# TASK GOAL:
Your task is to output all the records below, word for word.

# SUPPLIED DATA:
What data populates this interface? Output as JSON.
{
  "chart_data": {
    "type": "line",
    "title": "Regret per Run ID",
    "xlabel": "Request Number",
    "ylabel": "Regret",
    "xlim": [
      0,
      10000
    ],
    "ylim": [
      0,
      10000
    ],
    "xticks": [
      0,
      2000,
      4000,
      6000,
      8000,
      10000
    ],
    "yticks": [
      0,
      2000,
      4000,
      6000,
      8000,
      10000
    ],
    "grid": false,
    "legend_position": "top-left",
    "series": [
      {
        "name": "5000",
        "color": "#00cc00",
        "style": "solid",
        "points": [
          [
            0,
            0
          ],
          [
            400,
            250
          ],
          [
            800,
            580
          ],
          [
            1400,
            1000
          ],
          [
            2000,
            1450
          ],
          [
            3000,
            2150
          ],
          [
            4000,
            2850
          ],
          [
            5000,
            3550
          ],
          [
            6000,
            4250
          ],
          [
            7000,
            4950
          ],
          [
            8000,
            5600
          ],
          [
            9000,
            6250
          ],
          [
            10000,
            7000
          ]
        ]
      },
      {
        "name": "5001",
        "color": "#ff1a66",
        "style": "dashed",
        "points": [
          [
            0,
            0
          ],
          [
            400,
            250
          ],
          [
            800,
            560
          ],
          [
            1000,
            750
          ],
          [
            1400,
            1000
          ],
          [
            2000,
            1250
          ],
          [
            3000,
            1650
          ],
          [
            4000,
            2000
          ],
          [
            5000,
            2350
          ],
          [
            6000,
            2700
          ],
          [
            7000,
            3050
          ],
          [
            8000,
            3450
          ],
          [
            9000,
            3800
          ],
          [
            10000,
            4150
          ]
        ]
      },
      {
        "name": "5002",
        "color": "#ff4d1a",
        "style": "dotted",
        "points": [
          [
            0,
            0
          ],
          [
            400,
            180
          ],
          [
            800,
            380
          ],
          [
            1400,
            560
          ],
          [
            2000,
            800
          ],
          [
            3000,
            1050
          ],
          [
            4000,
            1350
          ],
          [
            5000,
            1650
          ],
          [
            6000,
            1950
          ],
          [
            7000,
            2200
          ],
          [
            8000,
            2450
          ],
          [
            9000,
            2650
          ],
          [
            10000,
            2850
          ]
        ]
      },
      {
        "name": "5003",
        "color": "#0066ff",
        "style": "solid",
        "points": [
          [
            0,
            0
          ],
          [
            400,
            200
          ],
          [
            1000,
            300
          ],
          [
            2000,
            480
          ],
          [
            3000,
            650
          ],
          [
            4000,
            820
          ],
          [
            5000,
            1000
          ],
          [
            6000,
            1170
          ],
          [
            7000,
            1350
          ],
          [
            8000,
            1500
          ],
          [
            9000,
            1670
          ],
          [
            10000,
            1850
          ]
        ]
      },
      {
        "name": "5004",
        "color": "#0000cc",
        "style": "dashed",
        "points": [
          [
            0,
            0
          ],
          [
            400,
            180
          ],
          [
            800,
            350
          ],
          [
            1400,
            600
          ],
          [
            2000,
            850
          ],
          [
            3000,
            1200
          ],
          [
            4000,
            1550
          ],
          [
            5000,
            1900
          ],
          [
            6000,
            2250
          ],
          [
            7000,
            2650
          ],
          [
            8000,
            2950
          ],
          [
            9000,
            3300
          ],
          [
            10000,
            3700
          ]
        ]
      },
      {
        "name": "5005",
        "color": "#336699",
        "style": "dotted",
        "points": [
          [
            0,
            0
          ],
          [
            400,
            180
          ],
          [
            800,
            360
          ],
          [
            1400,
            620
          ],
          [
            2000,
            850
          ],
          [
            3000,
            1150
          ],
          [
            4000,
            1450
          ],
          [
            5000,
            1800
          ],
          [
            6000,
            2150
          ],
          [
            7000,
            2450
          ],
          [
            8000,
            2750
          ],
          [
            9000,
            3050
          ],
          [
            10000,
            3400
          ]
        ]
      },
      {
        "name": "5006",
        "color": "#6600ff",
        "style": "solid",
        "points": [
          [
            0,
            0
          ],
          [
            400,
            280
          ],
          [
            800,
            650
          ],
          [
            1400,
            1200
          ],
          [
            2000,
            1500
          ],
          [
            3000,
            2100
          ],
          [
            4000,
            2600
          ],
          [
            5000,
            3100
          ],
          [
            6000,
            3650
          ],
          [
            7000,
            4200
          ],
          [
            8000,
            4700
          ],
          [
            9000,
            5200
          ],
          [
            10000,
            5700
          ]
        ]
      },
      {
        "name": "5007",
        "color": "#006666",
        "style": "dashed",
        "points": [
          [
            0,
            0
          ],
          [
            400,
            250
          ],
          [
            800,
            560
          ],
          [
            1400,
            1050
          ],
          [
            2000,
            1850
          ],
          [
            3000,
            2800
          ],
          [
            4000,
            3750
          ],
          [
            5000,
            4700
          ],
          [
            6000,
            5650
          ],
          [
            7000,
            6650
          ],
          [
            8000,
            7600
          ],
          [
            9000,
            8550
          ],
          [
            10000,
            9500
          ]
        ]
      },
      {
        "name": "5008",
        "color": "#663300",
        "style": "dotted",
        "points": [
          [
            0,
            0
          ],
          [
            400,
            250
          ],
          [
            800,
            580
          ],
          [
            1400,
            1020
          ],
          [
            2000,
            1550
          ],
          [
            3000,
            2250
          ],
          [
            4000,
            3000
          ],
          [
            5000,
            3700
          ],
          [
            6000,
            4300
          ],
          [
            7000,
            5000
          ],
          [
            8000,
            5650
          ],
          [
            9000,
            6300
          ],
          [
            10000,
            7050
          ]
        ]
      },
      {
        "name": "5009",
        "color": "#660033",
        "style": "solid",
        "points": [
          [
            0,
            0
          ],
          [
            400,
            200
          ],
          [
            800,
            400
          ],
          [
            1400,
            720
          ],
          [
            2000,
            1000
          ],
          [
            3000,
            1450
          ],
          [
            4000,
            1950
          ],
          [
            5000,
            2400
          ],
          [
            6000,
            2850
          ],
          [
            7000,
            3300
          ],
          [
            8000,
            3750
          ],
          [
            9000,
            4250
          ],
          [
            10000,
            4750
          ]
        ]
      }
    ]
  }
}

# FULL SOLUTION:
What data populates this interface? Output as JSON.
{
  "chart_data": {
    "type": "line",
    "title": "Regret per Run ID",
    "xlabel": "Request Number",
    "ylabel": "Regret",
    "xlim": [
      0,
      10000
    ],
    "ylim": [
      0,
      10000
    ],
    "xticks": [
      0,
      2000,
      4000,
      6000,
      8000,
      10000
    ],
    "yticks": [
      0,
      2000,
      4000,
      6000,
      8000,
      10000
    ],
    "grid": false,
    "legend_position": "top-left",
    "series": [
      {
        "name": "5000",
        "color": "#00cc00",
        "style": "solid",
        "points": [
          [
            0,
            0
          ],
          [
            400,
            250
          ],
          [
            800,
            580
          ],
          [
            1400,
            1000
          ],
          [
            2000,
            1450
          ],
          [
            3000,
            2150
          ],
          [
            4000,
            2850
          ],
          [
            5000,
            3550
          ],
          [
            6000,
            4250
          ],
          [
            7000,
            4950
          ],
          [
            8000,
            5600
          ],
          [
            9000,
            6250
          ],
          [
            10000,
            7000
          ]
        ]
      },
      {
        "name": "5001",
        "color": "#ff1a66",
        "style": "dashed",
        "points": [
          [
            0,
            0
          ],
          [
            400,
            250
          ],
          [
            800,
            560
          ],
          [
            1000,
            750
          ],
          [
            1400,
            1000
          ],
          [
            2000,
            1250
          ],
          [
            3000,
            1650
          ],
          [
            4000,
            2000
          ],
          [
            5000,
            2350
          ],
          [
            6000,
            2700
          ],
          [
            7000,
            3050
          ],
          [
            8000,
            3450
          ],
          [
            9000,
            3800
          ],
          [
            10000,
            4150
          ]
        ]
      },
      {
        "name": "5002",
        "color": "#ff4d1a",
        "style": "dotted",
        "points": [
          [
            0,
            0
          ],
          [
            400,
            180
          ],
          [
            800,
            380
          ],
          [
            1400,
            560
          ],
          [
            2000,
            800
          ],
          [
            3000,
            1050
          ],
          [
            4000,
            1350
          ],
          [
            5000,
            1650
          ],
          [
            6000,
            1950
          ],
          [
            7000,
            2200
          ],
          [
            8000,
            2450
          ],
          [
            9000,
            2650
          ],
          [
            10000,
            2850
          ]
        ]
      },
      {
        "name": "5003",
        "color": "#0066ff",
        "style": "solid",
        "points": [
          [
            0,
            0
          ],
          [
            400,
            200
          ],
          [
            1000,
            300
          ],
          [
            2000,
            480
          ],
          [
            3000,
            650
          ],
          [
            4000,
            820
          ],
          [
            5000,
            1000
          ],
          [
            6000,
            1170
          ],
          [
            7000,
            1350
          ],
          [
            8000,
            1500
          ],
          [
            9000,
            1670
          ],
          [
            10000,
            1850
          ]
        ]
      },
      {
        "name": "5004",
        "color": "#0000cc",
        "style": "dashed",
        "points": [
          [
            0,
            0
          ],
          [
            400,
            180
          ],
          [
            800,
            350
          ],
          [
            1400,
            600
          ],
          [
            2000,
            850
          ],
          [
            3000,
            1200
          ],
          [
            4000,
            1550
          ],
          [
            5000,
            1900
          ],
          [
            6000,
            2250
          ],
          [
            7000,
            2650
          ],
          [
            8000,
            2950
          ],
          [
            9000,
            3300
          ],
          [
            10000,
            3700
          ]
        ]
      },
      {
        "name": "5005",
        "color": "#336699",
        "style": "dotted",
        "points": [
          [
            0,
            0
          ],
          [
            400,
            180
          ],
          [
            800,
            360
          ],
          [
            1400,
            620
          ],
          [
            2000,
            850
          ],
          [
            3000,
            1150
          ],
          [
            4000,
            1450
          ],
          [
            5000,
            1800
          ],
          [
            6000,
            2150
          ],
          [
            7000,
            2450
          ],
          [
            8000,
            2750
          ],
          [
            9000,
            3050
          ],
          [
            10000,
            3400
          ]
        ]
      },
      {
        "name": "5006",
        "color": "#6600ff",
        "style": "solid",
        "points": [
          [
            0,
            0
          ],
          [
            400,
            280
          ],
          [
            800,
            650
          ],
          [
            1400,
            1200
          ],
          [
            2000,
            1500
          ],
          [
            3000,
            2100
          ],
          [
            4000,
            2600
          ],
          [
            5000,
            3100
          ],
          [
            6000,
            3650
          ],
          [
            7000,
            4200
          ],
          [
            8000,
            4700
          ],
          [
            9000,
            5200
          ],
          [
            10000,
            5700
          ]
        ]
      },
      {
        "name": "5007",
        "color": "#006666",
        "style": "dashed",
        "points": [
          [
            0,
            0
          ],
          [
            400,
            250
          ],
          [
            800,
            560
          ],
          [
            1400,
            1050
          ],
          [
            2000,
            1850
          ],
          [
            3000,
            2800
          ],
          [
            4000,
            3750
          ],
          [
            5000,
            4700
          ],
          [
            6000,
            5650
          ],
          [
            7000,
            6650
          ],
          [
            8000,
            7600
          ],
          [
            9000,
            8550
          ],
          [
            10000,
            9500
          ]
        ]
      },
      {
        "name": "5008",
        "color": "#663300",
        "style": "dotted",
        "points": [
          [
            0,
            0
          ],
          [
            400,
            250
          ],
          [
            800,
            580
          ],
          [
            1400,
            1020
          ],
          [
            2000,
            1550
          ],
          [
            3000,
            2250
          ],
          [
            4000,
            3000
          ],
          [
            5000,
            3700
          ],
          [
            6000,
            4300
          ],
          [
            7000,
            5000
          ],
          [
            8000,
            5650
          ],
          [
            9000,
            6300
          ],
          [
            10000,
            7050
          ]
        ]
      },
      {
        "name": "5009",
        "color": "#660033",
        "style": "solid",
        "points": [
          [
            0,
            0
          ],
          [
            400,
            200
          ],
          [
            800,
            400
          ],
          [
            1400,
            720
          ],
          [
            2000,
            1000
          ],
          [
            3000,
            1450
          ],
          [
            4000,
            1950
          ],
          [
            5000,
            2400
          ],
          [
            6000,
            2850
          ],
          [
            7000,
            3300
          ],
          [
            8000,
            3750
          ],
          [
            9000,
            4250
          ],
          [
            10000,
            4750
          ]
        ]
      }
    ]
  }
}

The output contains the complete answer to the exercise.